→ Saved data entries:

________________________

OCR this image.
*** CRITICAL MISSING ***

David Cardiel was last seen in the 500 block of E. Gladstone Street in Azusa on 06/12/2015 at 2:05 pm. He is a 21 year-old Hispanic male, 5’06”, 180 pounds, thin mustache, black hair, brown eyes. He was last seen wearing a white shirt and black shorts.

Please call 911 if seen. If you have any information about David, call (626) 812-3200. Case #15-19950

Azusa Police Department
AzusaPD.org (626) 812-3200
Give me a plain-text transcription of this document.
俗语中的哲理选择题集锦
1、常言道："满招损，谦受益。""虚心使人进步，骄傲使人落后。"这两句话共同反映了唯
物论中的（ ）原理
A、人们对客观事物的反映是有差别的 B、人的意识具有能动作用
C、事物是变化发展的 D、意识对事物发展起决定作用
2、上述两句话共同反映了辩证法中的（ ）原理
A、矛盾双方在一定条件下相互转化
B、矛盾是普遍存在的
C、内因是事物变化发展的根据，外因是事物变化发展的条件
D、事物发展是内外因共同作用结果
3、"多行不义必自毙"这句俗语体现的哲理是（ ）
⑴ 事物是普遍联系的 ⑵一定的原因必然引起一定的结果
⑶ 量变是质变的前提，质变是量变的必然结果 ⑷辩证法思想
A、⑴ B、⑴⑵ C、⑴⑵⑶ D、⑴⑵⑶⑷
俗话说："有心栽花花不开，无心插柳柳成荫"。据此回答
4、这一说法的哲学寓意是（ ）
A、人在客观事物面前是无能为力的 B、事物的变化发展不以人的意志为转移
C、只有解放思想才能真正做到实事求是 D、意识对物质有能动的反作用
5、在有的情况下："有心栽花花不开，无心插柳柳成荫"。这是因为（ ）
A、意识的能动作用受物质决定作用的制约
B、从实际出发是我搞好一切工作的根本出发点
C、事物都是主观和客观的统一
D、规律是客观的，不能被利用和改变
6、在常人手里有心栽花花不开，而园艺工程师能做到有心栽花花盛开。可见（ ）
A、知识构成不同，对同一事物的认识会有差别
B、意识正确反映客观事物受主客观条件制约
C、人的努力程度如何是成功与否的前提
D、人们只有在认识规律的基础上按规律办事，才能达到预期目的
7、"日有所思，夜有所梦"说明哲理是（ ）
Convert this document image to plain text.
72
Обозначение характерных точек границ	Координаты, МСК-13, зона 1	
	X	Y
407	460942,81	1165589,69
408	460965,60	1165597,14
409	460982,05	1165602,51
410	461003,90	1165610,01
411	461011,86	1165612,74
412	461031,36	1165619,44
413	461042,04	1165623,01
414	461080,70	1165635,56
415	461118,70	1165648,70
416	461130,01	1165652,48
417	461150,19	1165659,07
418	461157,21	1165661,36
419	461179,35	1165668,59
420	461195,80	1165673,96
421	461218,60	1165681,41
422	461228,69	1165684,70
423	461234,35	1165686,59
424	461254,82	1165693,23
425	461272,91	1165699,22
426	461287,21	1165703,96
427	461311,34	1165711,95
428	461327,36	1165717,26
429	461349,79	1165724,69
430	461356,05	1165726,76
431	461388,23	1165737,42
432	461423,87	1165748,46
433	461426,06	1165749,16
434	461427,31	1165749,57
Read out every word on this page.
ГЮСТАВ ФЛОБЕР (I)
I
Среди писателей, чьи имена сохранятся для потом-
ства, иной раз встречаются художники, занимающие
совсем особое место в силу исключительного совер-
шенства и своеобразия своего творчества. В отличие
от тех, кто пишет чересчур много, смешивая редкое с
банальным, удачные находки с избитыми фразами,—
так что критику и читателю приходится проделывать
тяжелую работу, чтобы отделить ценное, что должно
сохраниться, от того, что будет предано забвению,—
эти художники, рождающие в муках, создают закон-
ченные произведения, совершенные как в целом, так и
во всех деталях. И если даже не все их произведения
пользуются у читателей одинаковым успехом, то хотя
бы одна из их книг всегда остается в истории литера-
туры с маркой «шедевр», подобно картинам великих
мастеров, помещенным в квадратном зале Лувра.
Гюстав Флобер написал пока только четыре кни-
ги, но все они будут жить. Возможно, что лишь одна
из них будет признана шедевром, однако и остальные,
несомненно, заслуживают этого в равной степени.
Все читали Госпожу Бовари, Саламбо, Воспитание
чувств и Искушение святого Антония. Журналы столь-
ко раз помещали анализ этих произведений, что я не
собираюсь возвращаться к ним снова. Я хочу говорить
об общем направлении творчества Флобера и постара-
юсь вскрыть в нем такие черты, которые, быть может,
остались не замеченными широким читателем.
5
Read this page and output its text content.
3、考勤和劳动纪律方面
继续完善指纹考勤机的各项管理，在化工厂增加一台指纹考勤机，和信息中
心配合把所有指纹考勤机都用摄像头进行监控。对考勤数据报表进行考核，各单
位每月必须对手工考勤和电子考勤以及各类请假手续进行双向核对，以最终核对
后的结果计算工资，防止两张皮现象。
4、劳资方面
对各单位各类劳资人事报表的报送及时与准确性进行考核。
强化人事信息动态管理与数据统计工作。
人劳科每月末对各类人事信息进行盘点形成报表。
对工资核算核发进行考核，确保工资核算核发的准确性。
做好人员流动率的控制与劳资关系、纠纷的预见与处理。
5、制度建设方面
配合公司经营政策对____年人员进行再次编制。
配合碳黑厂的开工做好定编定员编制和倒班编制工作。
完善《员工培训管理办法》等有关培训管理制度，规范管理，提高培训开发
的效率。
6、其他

________________________

→ WHAT YOU WILL DO:
Report the number of lines above that contain the word "Read", and only that number.

→ RESPONSE TO THIS EXERCISE:
2